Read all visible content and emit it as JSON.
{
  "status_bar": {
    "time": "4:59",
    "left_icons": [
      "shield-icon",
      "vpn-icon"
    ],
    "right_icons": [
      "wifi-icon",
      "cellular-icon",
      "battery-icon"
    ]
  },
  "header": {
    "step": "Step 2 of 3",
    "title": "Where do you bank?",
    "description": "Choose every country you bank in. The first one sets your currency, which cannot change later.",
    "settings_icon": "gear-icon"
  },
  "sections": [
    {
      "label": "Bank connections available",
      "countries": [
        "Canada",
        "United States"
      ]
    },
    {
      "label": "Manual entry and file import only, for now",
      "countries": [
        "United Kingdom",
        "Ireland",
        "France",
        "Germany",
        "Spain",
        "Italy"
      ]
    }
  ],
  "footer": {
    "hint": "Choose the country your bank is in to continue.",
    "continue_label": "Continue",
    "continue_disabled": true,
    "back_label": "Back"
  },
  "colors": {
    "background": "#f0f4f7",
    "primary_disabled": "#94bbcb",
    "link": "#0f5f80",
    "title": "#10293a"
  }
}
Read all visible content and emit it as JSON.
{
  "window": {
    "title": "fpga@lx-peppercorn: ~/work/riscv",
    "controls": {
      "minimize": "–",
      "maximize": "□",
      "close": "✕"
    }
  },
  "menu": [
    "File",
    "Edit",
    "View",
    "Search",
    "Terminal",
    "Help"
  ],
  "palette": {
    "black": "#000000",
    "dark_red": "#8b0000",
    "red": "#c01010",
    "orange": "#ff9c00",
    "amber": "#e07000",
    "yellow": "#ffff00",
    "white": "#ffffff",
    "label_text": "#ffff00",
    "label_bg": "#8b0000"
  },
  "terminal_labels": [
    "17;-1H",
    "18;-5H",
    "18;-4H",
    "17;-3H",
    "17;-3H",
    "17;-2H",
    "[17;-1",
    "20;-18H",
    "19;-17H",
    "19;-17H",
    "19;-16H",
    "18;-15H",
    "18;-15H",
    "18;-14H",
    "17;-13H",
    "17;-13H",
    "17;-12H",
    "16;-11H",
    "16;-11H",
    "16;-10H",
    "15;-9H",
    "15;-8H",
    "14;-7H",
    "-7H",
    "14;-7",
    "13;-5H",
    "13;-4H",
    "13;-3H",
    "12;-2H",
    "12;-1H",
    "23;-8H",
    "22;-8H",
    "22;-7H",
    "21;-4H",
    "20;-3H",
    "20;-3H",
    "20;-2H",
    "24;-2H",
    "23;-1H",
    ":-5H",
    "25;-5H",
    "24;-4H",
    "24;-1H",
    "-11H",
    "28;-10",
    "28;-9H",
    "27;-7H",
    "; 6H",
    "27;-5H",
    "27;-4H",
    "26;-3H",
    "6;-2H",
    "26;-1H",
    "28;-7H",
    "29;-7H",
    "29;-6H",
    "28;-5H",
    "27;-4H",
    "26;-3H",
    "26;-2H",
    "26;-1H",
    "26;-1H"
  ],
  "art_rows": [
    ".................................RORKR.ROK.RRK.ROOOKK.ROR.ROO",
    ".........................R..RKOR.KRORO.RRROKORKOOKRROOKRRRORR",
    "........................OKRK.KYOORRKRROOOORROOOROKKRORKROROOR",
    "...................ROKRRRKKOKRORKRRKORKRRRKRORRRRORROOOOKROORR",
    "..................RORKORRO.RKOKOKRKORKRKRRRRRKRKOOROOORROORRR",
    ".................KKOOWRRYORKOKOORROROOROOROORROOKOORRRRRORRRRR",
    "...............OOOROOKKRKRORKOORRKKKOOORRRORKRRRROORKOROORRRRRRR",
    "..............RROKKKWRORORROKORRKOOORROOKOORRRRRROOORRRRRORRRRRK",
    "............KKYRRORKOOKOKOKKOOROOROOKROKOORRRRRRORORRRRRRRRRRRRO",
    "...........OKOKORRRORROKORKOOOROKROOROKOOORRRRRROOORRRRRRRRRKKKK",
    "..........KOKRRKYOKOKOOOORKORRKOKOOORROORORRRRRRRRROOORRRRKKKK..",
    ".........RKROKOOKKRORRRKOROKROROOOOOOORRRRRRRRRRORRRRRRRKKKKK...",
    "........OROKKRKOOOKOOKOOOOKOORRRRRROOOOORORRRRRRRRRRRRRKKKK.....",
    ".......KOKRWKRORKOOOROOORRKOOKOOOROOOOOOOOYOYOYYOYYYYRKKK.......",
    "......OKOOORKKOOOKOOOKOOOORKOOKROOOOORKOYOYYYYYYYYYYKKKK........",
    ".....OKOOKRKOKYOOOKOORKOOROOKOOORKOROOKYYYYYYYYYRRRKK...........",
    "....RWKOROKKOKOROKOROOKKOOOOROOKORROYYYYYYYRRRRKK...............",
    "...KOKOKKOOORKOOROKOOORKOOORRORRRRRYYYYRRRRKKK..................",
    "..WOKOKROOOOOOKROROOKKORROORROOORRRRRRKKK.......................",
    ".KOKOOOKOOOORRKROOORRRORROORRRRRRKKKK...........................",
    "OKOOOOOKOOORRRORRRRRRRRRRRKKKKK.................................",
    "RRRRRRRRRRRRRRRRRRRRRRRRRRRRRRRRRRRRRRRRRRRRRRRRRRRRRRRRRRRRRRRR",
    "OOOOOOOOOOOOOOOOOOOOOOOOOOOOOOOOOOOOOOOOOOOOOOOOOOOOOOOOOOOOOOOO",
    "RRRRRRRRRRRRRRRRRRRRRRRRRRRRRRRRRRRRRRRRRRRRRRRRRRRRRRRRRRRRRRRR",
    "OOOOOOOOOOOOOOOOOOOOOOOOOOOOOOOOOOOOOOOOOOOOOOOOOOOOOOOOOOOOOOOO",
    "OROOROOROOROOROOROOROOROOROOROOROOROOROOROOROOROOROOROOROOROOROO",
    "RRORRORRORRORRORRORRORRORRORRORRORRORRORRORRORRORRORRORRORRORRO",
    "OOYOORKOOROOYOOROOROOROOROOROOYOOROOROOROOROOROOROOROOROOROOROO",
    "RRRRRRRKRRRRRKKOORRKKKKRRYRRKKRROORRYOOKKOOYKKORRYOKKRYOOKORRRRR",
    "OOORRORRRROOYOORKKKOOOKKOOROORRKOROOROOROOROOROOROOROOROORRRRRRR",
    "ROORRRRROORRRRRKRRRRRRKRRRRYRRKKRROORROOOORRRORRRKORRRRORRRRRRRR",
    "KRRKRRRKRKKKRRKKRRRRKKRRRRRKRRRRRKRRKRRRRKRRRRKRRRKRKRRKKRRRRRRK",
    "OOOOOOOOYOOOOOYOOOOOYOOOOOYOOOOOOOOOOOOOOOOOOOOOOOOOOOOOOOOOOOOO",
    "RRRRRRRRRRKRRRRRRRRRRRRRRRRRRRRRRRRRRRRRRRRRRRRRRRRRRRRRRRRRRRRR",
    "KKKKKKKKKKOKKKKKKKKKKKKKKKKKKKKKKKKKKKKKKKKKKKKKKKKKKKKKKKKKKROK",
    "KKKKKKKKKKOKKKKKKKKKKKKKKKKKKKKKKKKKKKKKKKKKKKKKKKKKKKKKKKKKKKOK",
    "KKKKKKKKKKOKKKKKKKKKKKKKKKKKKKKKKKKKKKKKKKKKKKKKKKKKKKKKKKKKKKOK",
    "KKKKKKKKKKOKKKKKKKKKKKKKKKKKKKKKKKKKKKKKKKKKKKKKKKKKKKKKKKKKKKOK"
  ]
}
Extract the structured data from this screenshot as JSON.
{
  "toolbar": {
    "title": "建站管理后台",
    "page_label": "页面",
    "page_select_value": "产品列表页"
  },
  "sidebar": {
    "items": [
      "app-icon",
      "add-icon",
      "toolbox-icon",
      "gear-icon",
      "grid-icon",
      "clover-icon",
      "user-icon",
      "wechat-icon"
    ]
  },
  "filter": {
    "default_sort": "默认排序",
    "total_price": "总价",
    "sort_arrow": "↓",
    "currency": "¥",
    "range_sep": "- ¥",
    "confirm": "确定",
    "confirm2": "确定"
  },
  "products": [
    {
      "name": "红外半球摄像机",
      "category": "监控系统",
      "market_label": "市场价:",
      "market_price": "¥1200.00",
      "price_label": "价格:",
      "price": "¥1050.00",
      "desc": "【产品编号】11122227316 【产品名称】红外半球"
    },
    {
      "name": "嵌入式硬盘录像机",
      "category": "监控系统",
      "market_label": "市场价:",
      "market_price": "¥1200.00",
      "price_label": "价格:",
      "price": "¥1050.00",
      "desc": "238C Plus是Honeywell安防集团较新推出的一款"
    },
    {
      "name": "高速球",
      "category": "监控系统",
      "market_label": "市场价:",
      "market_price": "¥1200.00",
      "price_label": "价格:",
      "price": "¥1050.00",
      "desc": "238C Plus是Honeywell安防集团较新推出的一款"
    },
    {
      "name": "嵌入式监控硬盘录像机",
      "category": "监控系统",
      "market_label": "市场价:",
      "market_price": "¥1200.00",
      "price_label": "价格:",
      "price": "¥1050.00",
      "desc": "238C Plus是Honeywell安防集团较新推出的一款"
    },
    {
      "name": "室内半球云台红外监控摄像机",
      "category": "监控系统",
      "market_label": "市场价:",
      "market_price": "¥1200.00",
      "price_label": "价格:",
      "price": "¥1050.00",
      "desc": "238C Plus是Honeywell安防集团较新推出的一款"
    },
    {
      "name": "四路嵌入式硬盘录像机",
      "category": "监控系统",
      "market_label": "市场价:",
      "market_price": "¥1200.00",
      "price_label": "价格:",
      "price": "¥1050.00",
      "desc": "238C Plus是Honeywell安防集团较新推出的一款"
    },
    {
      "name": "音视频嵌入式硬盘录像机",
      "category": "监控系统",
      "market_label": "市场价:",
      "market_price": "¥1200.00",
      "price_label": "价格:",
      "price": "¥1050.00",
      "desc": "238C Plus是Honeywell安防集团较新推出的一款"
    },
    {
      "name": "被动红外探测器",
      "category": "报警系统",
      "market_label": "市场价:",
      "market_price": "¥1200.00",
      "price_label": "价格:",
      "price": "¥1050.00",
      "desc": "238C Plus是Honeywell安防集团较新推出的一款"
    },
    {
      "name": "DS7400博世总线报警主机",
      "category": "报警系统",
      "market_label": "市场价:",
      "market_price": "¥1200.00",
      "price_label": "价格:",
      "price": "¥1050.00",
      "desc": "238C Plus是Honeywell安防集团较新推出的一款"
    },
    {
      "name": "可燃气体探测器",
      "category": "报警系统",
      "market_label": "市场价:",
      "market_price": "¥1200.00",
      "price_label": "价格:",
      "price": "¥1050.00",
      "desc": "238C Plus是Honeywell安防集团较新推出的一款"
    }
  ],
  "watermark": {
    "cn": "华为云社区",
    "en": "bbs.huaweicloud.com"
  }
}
■ ■ ■ ■ ■
## EXERCISE DETAILS
Find the lines of the material that hold the word "name" and report their count alone.

## SOLUTION TO THIS PROBLEM
10